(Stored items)
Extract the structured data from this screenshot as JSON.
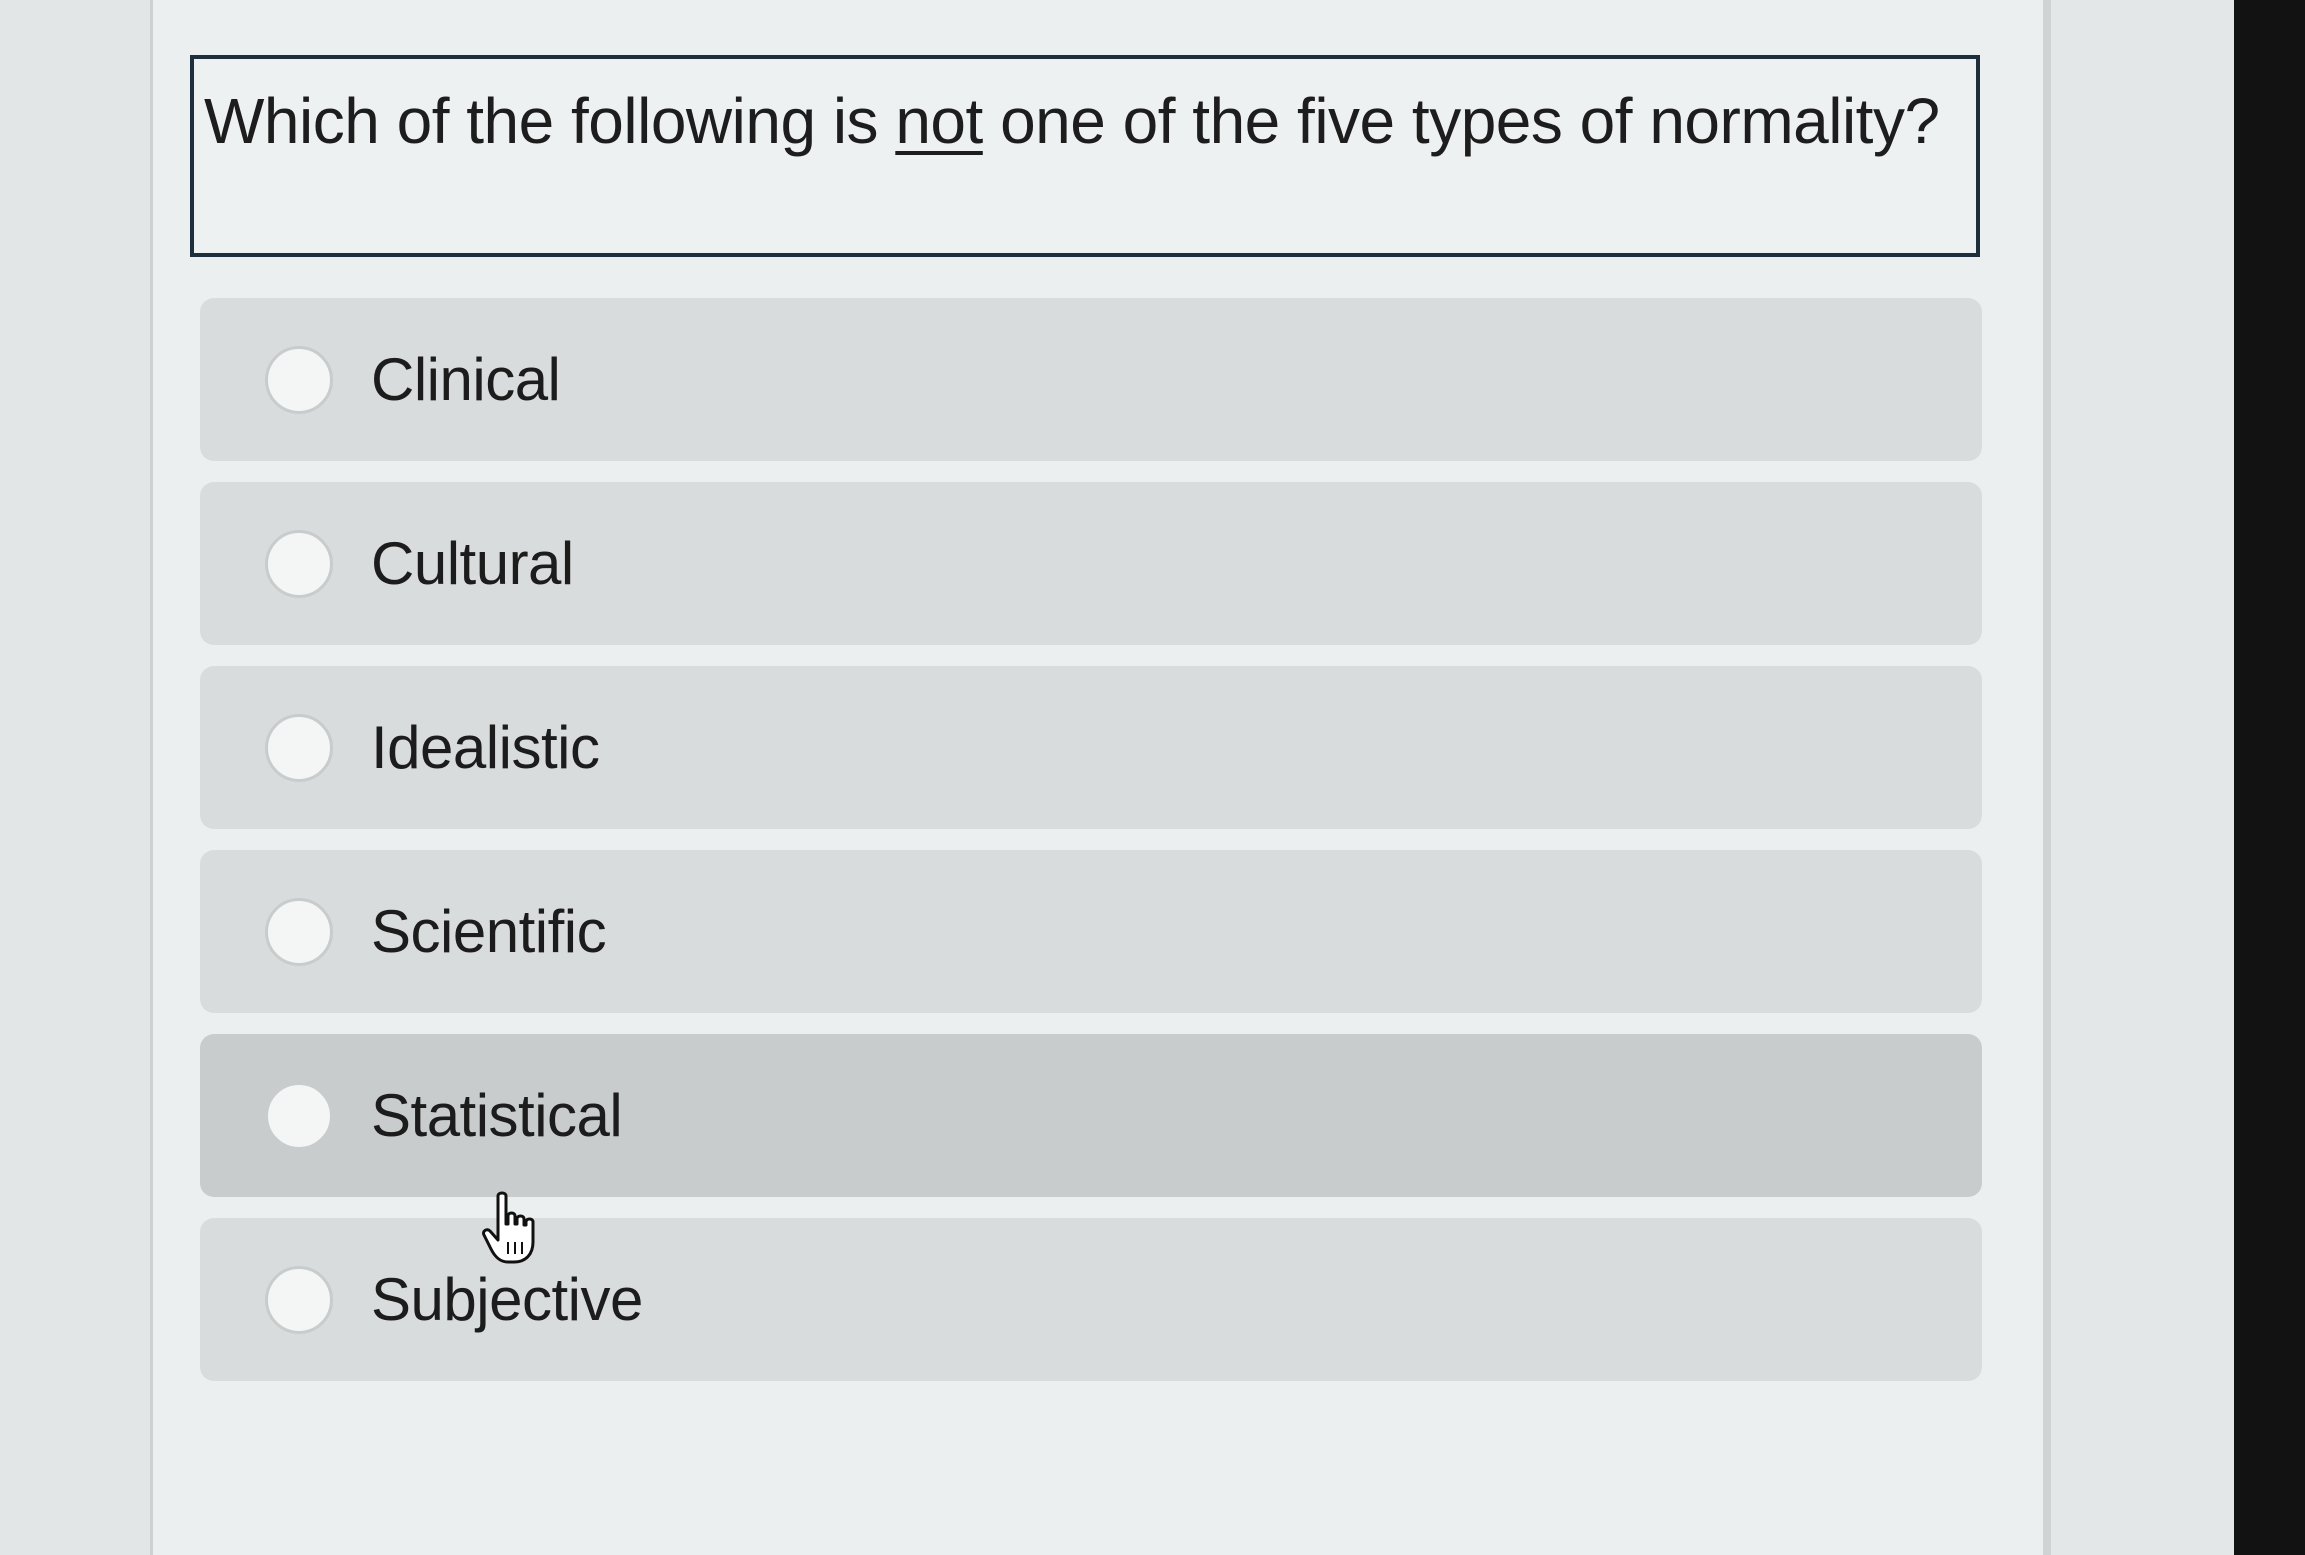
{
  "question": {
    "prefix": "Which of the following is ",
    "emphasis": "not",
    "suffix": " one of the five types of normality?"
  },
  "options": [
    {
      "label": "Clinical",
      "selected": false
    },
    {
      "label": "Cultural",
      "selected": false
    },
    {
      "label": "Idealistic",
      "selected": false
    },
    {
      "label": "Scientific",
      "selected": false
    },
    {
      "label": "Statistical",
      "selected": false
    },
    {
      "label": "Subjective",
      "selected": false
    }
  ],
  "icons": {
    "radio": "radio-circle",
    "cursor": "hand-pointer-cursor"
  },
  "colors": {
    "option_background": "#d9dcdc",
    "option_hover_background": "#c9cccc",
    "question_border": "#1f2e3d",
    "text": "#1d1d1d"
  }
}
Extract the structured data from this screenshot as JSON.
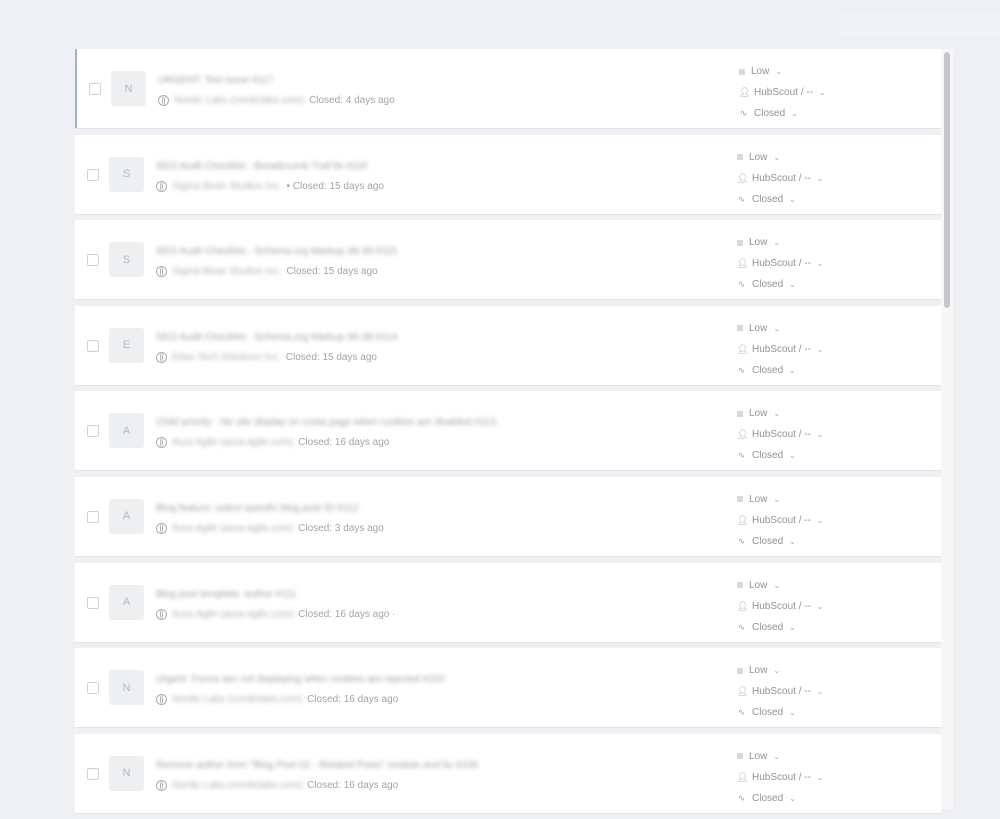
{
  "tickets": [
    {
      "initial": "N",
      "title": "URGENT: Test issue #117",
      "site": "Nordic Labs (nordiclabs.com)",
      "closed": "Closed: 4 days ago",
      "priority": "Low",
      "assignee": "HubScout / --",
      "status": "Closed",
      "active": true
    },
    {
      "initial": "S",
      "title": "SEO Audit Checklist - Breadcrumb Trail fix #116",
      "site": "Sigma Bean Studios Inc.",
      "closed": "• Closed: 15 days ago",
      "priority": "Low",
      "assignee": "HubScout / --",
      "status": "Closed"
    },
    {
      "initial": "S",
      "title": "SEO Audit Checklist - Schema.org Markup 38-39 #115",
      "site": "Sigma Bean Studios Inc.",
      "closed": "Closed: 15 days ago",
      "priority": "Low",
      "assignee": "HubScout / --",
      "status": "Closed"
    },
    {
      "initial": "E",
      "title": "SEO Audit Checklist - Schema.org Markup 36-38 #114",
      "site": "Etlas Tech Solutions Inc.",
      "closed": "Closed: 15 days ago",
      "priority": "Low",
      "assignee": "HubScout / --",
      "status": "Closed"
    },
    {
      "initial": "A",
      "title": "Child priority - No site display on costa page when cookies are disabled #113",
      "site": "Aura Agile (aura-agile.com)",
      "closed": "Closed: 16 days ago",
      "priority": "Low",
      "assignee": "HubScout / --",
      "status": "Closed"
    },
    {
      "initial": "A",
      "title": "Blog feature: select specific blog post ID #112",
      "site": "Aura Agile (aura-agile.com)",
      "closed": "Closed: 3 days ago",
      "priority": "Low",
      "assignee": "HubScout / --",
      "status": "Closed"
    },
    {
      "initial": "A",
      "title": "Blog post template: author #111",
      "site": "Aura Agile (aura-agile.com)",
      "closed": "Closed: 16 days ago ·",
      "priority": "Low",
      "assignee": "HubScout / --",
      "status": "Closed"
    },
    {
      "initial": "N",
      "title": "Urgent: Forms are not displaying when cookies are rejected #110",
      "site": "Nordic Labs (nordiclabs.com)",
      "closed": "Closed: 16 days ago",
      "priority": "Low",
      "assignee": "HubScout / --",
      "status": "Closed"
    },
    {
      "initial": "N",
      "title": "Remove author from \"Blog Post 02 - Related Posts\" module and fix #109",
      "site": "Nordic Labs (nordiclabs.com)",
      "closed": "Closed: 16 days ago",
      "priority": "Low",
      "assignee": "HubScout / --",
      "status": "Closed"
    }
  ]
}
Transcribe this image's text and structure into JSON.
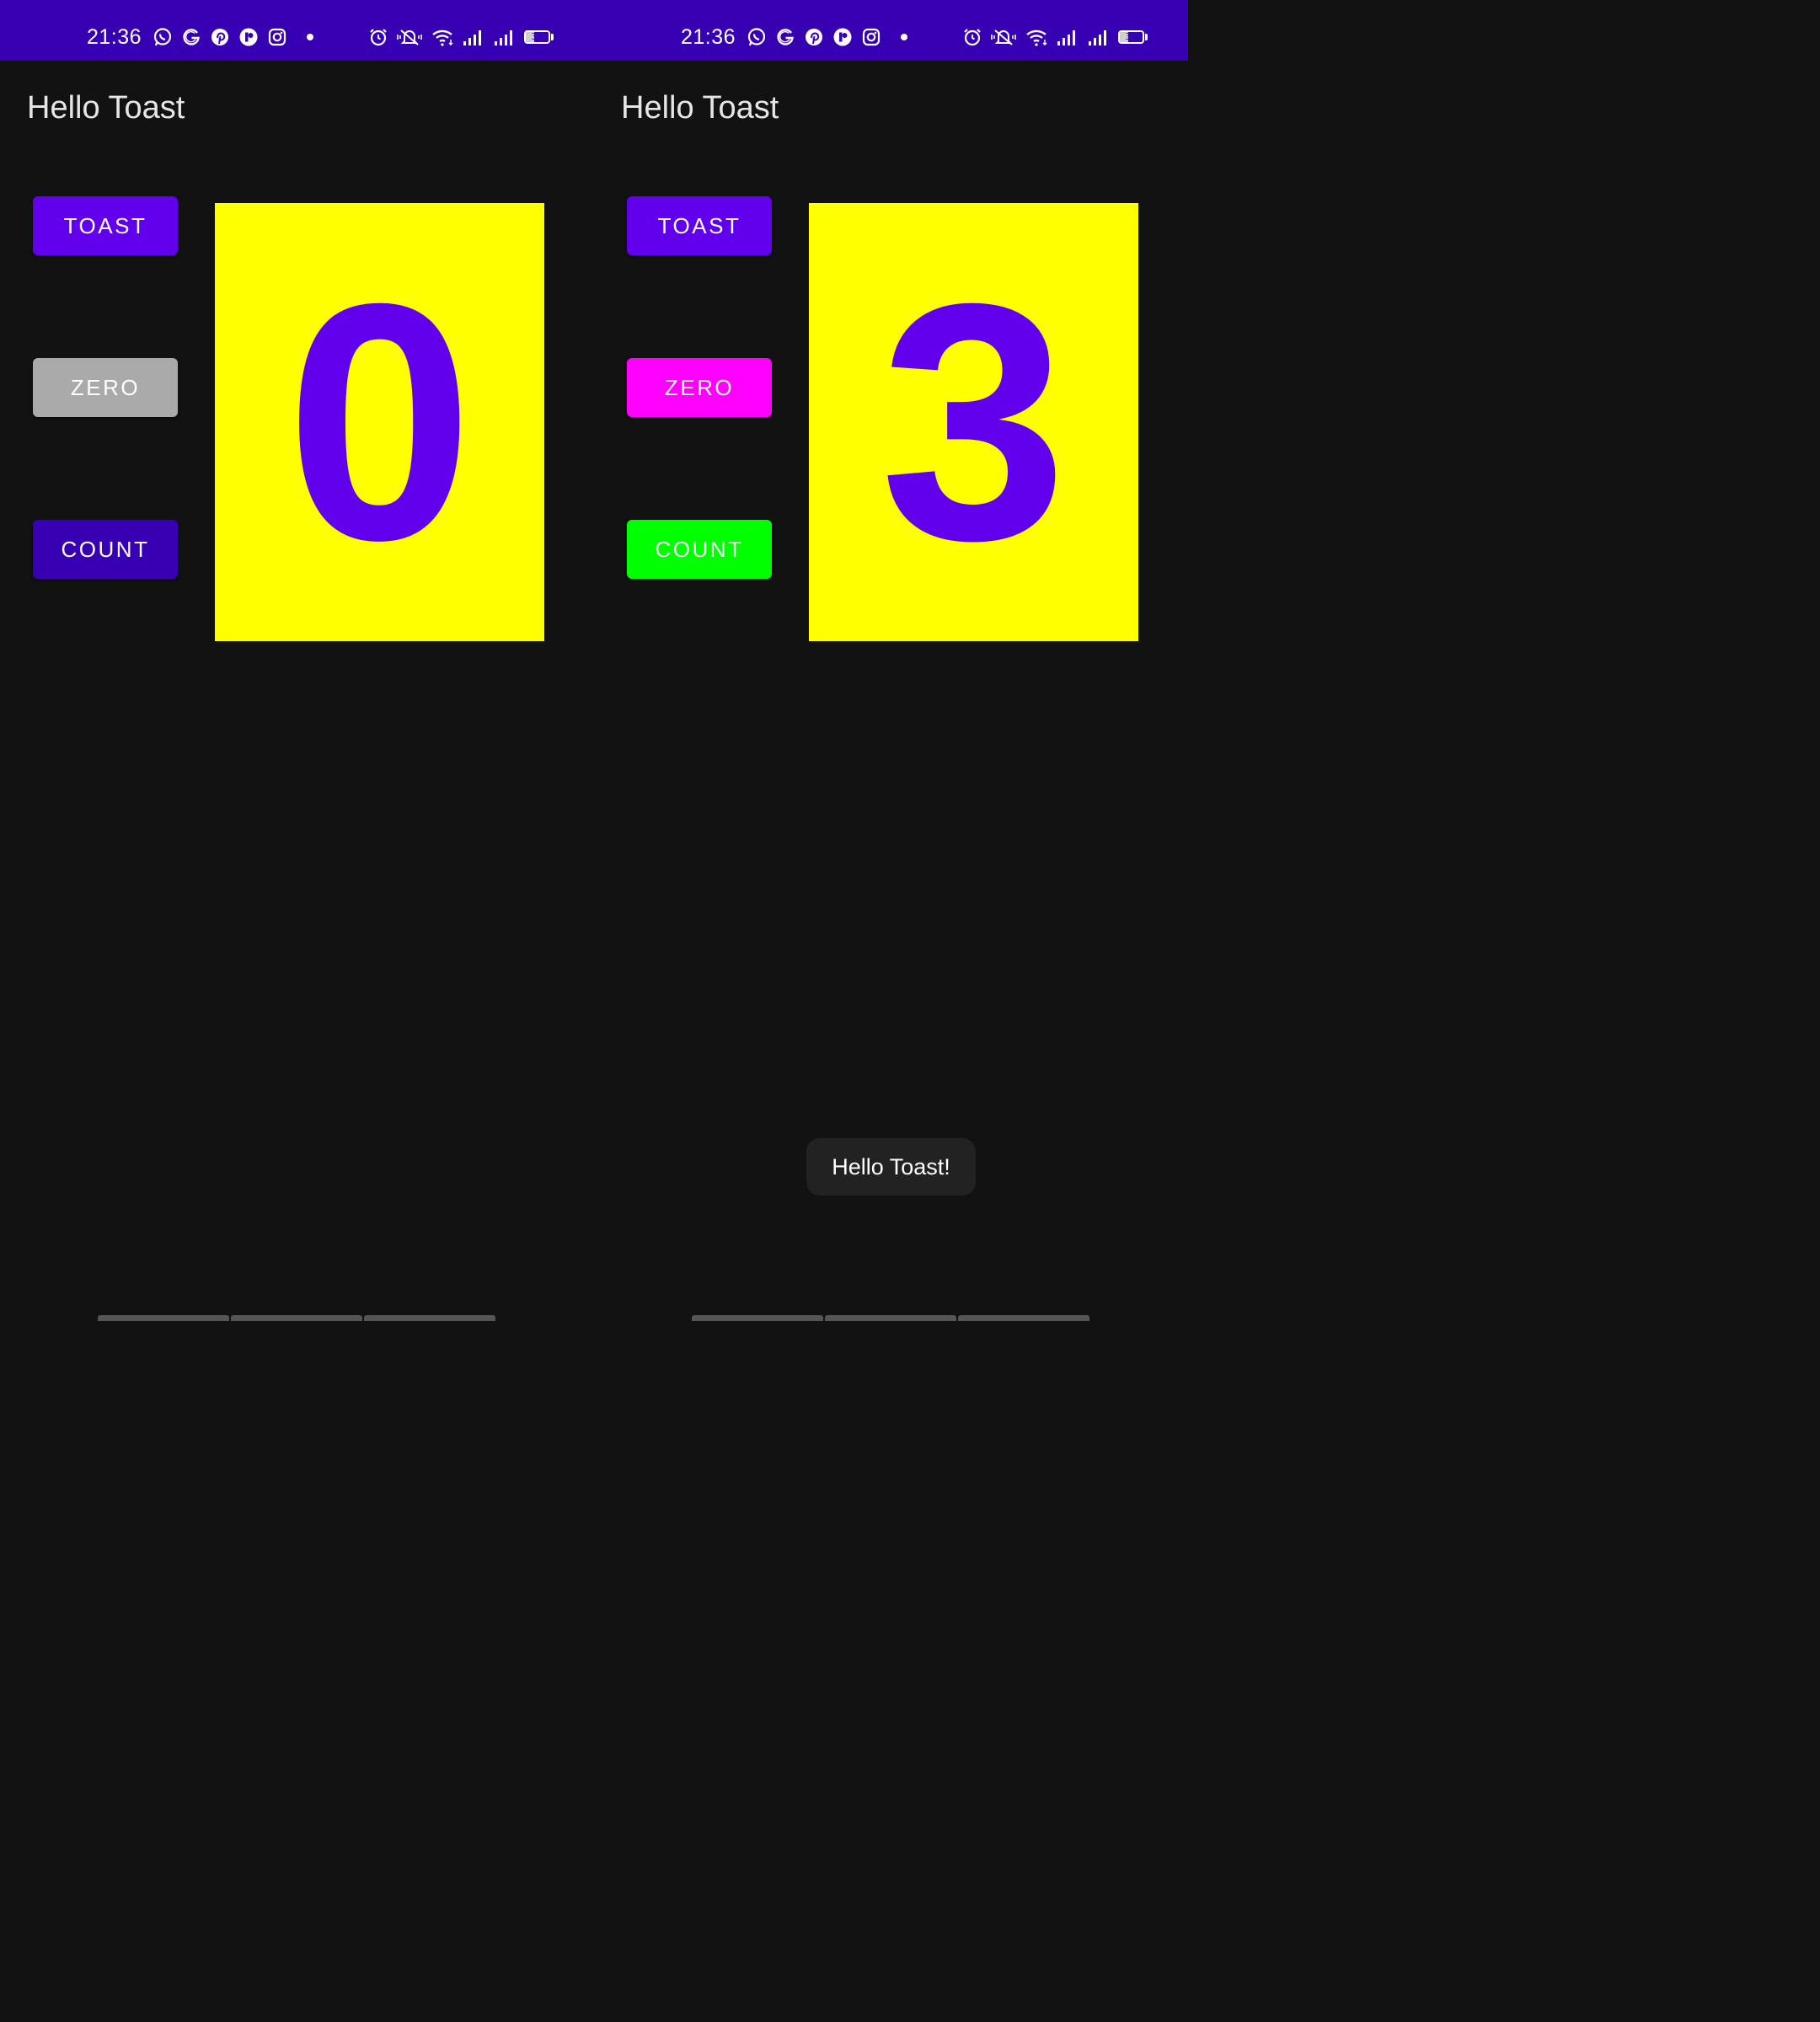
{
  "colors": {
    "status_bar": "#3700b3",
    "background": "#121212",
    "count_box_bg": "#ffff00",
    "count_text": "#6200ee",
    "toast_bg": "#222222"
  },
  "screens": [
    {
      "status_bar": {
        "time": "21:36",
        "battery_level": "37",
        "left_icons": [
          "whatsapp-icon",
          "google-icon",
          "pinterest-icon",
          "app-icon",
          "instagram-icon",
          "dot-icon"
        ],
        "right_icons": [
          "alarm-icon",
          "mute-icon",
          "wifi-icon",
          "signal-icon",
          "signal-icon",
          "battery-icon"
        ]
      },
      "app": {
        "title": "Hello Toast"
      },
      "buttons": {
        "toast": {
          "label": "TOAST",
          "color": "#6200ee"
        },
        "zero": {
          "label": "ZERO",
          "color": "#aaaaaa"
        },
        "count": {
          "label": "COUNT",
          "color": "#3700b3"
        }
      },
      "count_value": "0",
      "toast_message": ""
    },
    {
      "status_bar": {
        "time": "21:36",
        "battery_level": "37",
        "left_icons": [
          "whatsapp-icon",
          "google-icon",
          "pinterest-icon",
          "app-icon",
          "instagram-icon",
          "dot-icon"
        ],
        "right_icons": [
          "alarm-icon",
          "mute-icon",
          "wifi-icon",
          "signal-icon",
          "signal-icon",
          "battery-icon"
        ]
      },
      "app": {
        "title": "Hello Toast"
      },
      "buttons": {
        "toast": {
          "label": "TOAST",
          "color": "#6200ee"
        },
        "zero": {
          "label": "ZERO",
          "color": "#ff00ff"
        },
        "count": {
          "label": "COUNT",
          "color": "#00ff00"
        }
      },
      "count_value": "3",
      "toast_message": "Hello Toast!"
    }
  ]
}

| Set problem |
Read through the entries and copy each line in which "Schema" appears.

| Solution to this exercise |
      "title": "SEO Audit Checklist - Schema.org Markup 38-39 #115",
      "title": "SEO Audit Checklist - Schema.org Markup 36-38 #114",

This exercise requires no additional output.